• _Direction_
The records below must be transcribed exactly. Do not include the pictures.

-------------------------

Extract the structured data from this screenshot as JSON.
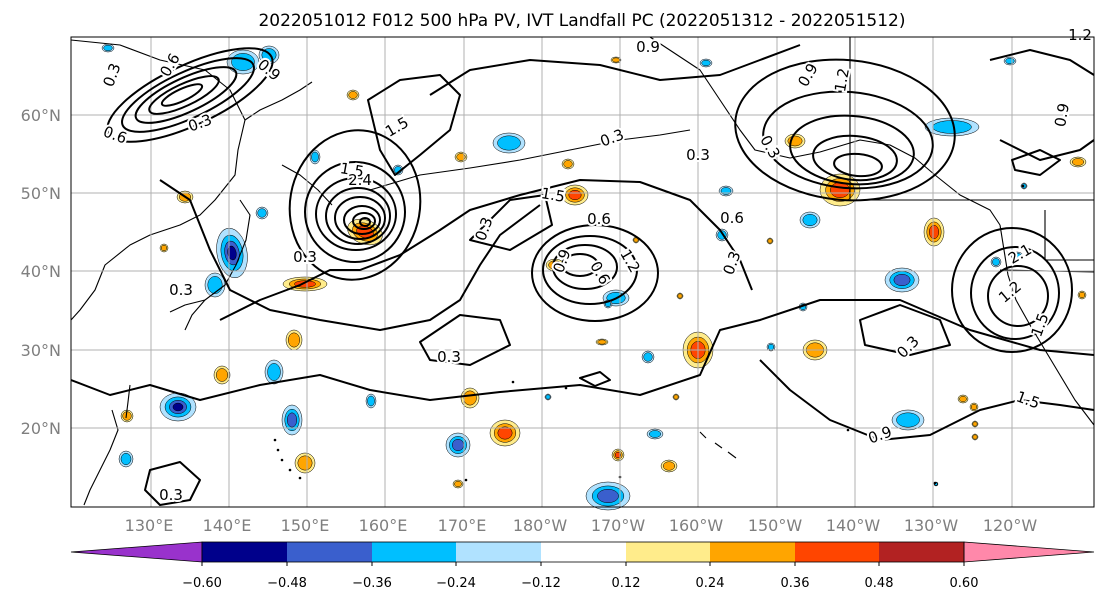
{
  "title": "2022051012 F012 500 hPa PV, IVT Landfall PC (2022051312 - 2022051512)",
  "lat_labels": [
    "60°N",
    "50°N",
    "40°N",
    "30°N",
    "20°N"
  ],
  "lon_labels": [
    "130°E",
    "140°E",
    "150°E",
    "160°E",
    "170°E",
    "180°W",
    "170°W",
    "160°W",
    "150°W",
    "140°W",
    "130°W",
    "120°W"
  ],
  "colorbar": {
    "colors": [
      "#9932cc",
      "#00008b",
      "#3a5fcd",
      "#00bfff",
      "#b0e2ff",
      "#ffffff",
      "#ffec8b",
      "#ffa500",
      "#ff4500",
      "#b22222",
      "#ff88aa"
    ],
    "tick_labels": [
      "−0.60",
      "−0.48",
      "−0.36",
      "−0.24",
      "−0.12",
      "0.12",
      "0.24",
      "0.36",
      "0.48",
      "0.60"
    ]
  },
  "contour_labels": [
    "0.9",
    "0.3",
    "0.3",
    "1.5",
    "0.3",
    "0.6",
    "0.3",
    "0.3",
    "0.3",
    "0.3",
    "0.6",
    "0.3",
    "0.3",
    "1.5",
    "0.9",
    "1.5",
    "1.2",
    "2.1",
    "0.9",
    "1.2",
    "0.6",
    "0.9",
    "1.2",
    "0.6",
    "0.3",
    "0.3",
    "0.6",
    "0.9",
    "1.5",
    "2.4",
    "1.5",
    "0.3",
    "0.9",
    "1.2"
  ]
}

-------------------------

• _Finished exercise_
Extract the structured data from this screenshot as JSON.
{
  "title": "2022051012 F012 500 hPa PV, IVT Landfall PC (2022051312 - 2022051512)",
  "lat_labels": [
    "60°N",
    "50°N",
    "40°N",
    "30°N",
    "20°N"
  ],
  "lon_labels": [
    "130°E",
    "140°E",
    "150°E",
    "160°E",
    "170°E",
    "180°W",
    "170°W",
    "160°W",
    "150°W",
    "140°W",
    "130°W",
    "120°W"
  ],
  "colorbar": {
    "colors": [
      "#9932cc",
      "#00008b",
      "#3a5fcd",
      "#00bfff",
      "#b0e2ff",
      "#ffffff",
      "#ffec8b",
      "#ffa500",
      "#ff4500",
      "#b22222",
      "#ff88aa"
    ],
    "tick_labels": [
      "−0.60",
      "−0.48",
      "−0.36",
      "−0.24",
      "−0.12",
      "0.12",
      "0.24",
      "0.36",
      "0.48",
      "0.60"
    ]
  },
  "contour_labels": [
    "0.9",
    "0.3",
    "0.3",
    "1.5",
    "0.3",
    "0.6",
    "0.3",
    "0.3",
    "0.3",
    "0.3",
    "0.6",
    "0.3",
    "0.3",
    "1.5",
    "0.9",
    "1.5",
    "1.2",
    "2.1",
    "0.9",
    "1.2",
    "0.6",
    "0.9",
    "1.2",
    "0.6",
    "0.3",
    "0.3",
    "0.6",
    "0.9",
    "1.5",
    "2.4",
    "1.5",
    "0.3",
    "0.9",
    "1.2"
  ]
}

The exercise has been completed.